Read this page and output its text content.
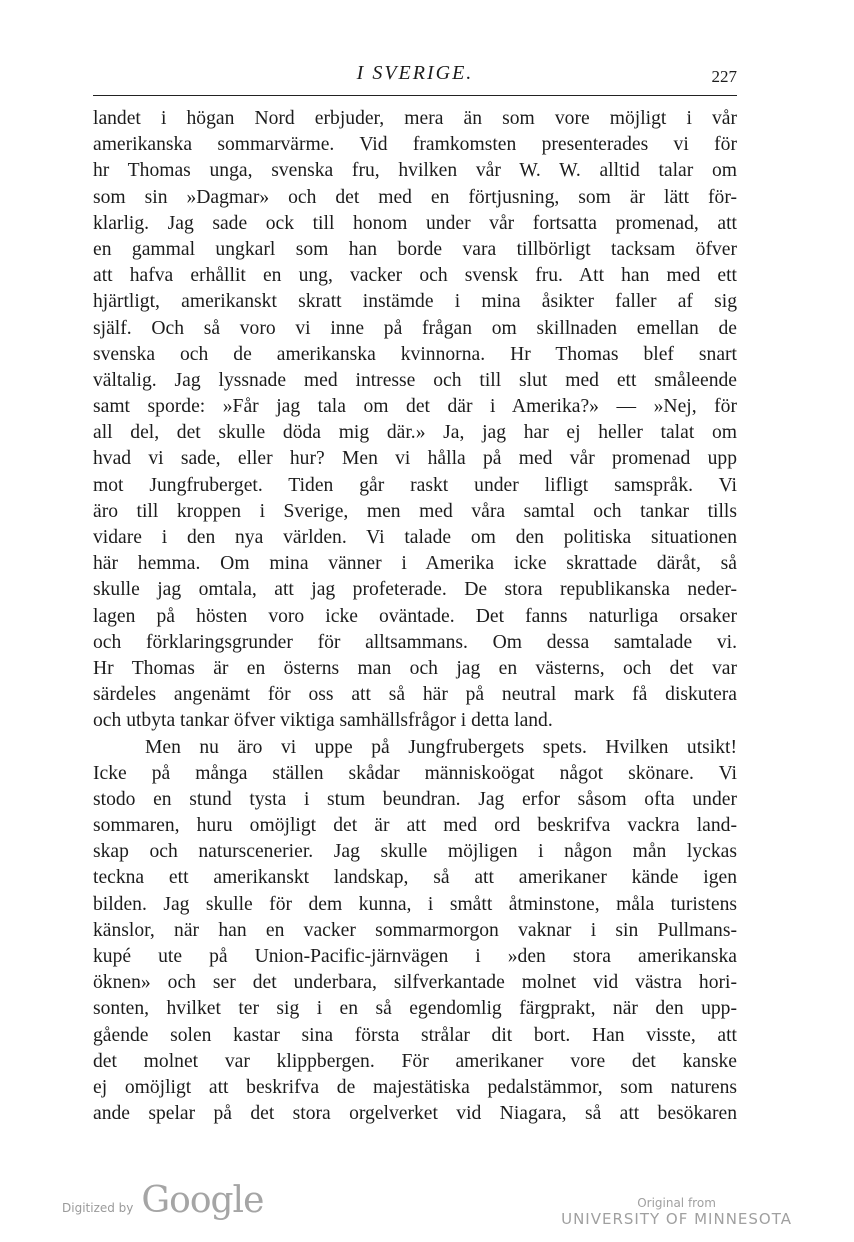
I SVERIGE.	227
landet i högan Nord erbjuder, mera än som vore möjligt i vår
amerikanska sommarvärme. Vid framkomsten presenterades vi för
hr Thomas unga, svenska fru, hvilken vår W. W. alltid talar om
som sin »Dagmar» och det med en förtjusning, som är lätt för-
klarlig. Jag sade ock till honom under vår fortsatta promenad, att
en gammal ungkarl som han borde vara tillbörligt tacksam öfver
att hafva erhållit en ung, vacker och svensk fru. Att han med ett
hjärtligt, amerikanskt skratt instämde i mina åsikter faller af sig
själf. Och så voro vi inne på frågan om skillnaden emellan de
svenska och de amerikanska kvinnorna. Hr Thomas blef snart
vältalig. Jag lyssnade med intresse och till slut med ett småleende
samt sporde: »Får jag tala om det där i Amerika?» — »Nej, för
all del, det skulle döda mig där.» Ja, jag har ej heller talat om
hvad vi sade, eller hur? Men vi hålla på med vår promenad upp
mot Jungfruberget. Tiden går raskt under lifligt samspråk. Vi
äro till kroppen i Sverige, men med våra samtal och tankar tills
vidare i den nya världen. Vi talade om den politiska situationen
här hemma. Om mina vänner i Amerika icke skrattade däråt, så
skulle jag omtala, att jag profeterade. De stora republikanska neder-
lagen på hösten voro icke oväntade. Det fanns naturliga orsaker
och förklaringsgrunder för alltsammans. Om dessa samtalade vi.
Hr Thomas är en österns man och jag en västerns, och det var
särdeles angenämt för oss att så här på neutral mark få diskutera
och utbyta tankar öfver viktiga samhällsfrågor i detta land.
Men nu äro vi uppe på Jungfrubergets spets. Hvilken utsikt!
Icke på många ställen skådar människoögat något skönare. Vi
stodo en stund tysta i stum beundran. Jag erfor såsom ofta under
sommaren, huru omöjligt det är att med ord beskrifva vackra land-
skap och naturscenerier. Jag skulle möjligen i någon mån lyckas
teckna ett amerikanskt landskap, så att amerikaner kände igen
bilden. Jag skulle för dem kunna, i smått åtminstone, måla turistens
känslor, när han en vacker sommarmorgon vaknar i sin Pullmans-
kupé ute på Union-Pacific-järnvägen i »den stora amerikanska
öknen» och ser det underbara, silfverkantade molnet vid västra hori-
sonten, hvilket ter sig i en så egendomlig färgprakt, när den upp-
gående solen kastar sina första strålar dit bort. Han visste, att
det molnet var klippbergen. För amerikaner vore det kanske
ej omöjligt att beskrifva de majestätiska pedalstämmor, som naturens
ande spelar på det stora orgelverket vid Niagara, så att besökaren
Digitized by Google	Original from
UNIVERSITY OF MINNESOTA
------------
# What is being asked
Check each line above for the string "voro" and show the ones that have it.

# Response to this exercise
själf. Och så voro vi inne på frågan om skillnaden emellan de
lagen på hösten voro icke oväntade. Det fanns naturliga orsaker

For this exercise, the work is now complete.